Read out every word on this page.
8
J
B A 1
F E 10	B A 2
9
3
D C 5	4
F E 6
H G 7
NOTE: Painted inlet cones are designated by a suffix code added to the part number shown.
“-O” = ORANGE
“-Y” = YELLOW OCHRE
-=-=-=-=-
Problem to work on: Copy out the whole listing exactly; please set it all down.

Solution for this exercise:
Read out every word on this page.
8
J
B A 1
F E 10	B A 2
9
3
D C 5	4
F E 6
H G 7
NOTE: Painted inlet cones are designated by a suffix code added to the part number shown.
“-O” = ORANGE
“-Y” = YELLOW OCHRE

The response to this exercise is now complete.